[DESCRIPTION OF THE TASK] Extract the entries in their exact form.

## BEGIN EXTRACTED INFORMATION

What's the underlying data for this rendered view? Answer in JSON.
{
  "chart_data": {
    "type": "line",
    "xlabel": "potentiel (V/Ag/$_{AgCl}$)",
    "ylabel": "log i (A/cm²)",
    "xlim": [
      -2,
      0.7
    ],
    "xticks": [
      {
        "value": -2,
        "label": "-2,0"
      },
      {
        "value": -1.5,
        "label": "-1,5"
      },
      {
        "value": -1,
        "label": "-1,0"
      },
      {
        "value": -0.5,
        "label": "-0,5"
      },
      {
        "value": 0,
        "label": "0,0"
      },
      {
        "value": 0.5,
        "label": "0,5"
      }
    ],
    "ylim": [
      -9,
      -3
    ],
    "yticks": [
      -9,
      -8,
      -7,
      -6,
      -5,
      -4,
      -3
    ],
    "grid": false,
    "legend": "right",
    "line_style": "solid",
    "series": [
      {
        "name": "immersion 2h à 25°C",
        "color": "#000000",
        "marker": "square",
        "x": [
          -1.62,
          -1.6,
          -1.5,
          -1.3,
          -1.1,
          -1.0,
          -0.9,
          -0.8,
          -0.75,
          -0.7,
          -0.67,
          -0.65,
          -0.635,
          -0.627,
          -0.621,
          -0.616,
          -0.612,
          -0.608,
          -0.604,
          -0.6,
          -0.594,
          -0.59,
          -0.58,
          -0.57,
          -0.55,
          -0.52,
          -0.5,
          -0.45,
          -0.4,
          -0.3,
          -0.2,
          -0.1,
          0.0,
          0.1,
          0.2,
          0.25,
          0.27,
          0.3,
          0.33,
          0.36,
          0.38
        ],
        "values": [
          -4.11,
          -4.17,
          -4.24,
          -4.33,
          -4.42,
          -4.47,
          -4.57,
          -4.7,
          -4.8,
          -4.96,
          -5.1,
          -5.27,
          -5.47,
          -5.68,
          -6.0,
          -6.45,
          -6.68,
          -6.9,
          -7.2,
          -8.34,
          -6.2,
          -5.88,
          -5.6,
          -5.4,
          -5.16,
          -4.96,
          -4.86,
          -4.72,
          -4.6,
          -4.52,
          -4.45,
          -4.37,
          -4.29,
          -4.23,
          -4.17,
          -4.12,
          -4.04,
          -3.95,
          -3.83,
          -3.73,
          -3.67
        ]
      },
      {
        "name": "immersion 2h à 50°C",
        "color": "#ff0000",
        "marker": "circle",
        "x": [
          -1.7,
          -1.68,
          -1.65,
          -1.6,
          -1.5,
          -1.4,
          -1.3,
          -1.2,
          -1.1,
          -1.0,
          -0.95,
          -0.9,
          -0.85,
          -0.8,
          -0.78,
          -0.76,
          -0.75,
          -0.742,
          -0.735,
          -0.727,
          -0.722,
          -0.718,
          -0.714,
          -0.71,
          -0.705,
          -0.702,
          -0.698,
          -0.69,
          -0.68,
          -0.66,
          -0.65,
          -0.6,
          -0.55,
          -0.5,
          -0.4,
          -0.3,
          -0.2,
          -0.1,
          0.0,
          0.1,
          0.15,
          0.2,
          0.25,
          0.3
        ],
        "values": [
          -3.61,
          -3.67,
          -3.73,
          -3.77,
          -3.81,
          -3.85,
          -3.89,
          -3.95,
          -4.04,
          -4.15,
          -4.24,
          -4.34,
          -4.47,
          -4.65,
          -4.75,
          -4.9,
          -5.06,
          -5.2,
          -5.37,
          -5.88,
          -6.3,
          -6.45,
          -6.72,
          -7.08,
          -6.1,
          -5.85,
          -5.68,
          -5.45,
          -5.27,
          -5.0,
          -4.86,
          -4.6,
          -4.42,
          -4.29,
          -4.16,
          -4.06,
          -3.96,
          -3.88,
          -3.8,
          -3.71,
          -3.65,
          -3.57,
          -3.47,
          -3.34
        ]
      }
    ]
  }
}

## END EXTRACTED INFORMATION

[SOLUTION BELOW]
What's the underlying data for this rendered view? Answer in JSON.
{
  "chart_data": {
    "type": "line",
    "xlabel": "potentiel (V/Ag/$_{AgCl}$)",
    "ylabel": "log i (A/cm²)",
    "xlim": [
      -2,
      0.7
    ],
    "xticks": [
      {
        "value": -2,
        "label": "-2,0"
      },
      {
        "value": -1.5,
        "label": "-1,5"
      },
      {
        "value": -1,
        "label": "-1,0"
      },
      {
        "value": -0.5,
        "label": "-0,5"
      },
      {
        "value": 0,
        "label": "0,0"
      },
      {
        "value": 0.5,
        "label": "0,5"
      }
    ],
    "ylim": [
      -9,
      -3
    ],
    "yticks": [
      -9,
      -8,
      -7,
      -6,
      -5,
      -4,
      -3
    ],
    "grid": false,
    "legend": "right",
    "line_style": "solid",
    "series": [
      {
        "name": "immersion 2h à 25°C",
        "color": "#000000",
        "marker": "square",
        "x": [
          -1.62,
          -1.6,
          -1.5,
          -1.3,
          -1.1,
          -1.0,
          -0.9,
          -0.8,
          -0.75,
          -0.7,
          -0.67,
          -0.65,
          -0.635,
          -0.627,
          -0.621,
          -0.616,
          -0.612,
          -0.608,
          -0.604,
          -0.6,
          -0.594,
          -0.59,
          -0.58,
          -0.57,
          -0.55,
          -0.52,
          -0.5,
          -0.45,
          -0.4,
          -0.3,
          -0.2,
          -0.1,
          0.0,
          0.1,
          0.2,
          0.25,
          0.27,
          0.3,
          0.33,
          0.36,
          0.38
        ],
        "values": [
          -4.11,
          -4.17,
          -4.24,
          -4.33,
          -4.42,
          -4.47,
          -4.57,
          -4.7,
          -4.8,
          -4.96,
          -5.1,
          -5.27,
          -5.47,
          -5.68,
          -6.0,
          -6.45,
          -6.68,
          -6.9,
          -7.2,
          -8.34,
          -6.2,
          -5.88,
          -5.6,
          -5.4,
          -5.16,
          -4.96,
          -4.86,
          -4.72,
          -4.6,
          -4.52,
          -4.45,
          -4.37,
          -4.29,
          -4.23,
          -4.17,
          -4.12,
          -4.04,
          -3.95,
          -3.83,
          -3.73,
          -3.67
        ]
      },
      {
        "name": "immersion 2h à 50°C",
        "color": "#ff0000",
        "marker": "circle",
        "x": [
          -1.7,
          -1.68,
          -1.65,
          -1.6,
          -1.5,
          -1.4,
          -1.3,
          -1.2,
          -1.1,
          -1.0,
          -0.95,
          -0.9,
          -0.85,
          -0.8,
          -0.78,
          -0.76,
          -0.75,
          -0.742,
          -0.735,
          -0.727,
          -0.722,
          -0.718,
          -0.714,
          -0.71,
          -0.705,
          -0.702,
          -0.698,
          -0.69,
          -0.68,
          -0.66,
          -0.65,
          -0.6,
          -0.55,
          -0.5,
          -0.4,
          -0.3,
          -0.2,
          -0.1,
          0.0,
          0.1,
          0.15,
          0.2,
          0.25,
          0.3
        ],
        "values": [
          -3.61,
          -3.67,
          -3.73,
          -3.77,
          -3.81,
          -3.85,
          -3.89,
          -3.95,
          -4.04,
          -4.15,
          -4.24,
          -4.34,
          -4.47,
          -4.65,
          -4.75,
          -4.9,
          -5.06,
          -5.2,
          -5.37,
          -5.88,
          -6.3,
          -6.45,
          -6.72,
          -7.08,
          -6.1,
          -5.85,
          -5.68,
          -5.45,
          -5.27,
          -5.0,
          -4.86,
          -4.6,
          -4.42,
          -4.29,
          -4.16,
          -4.06,
          -3.96,
          -3.88,
          -3.8,
          -3.71,
          -3.65,
          -3.57,
          -3.47,
          -3.34
        ]
      }
    ]
  }
}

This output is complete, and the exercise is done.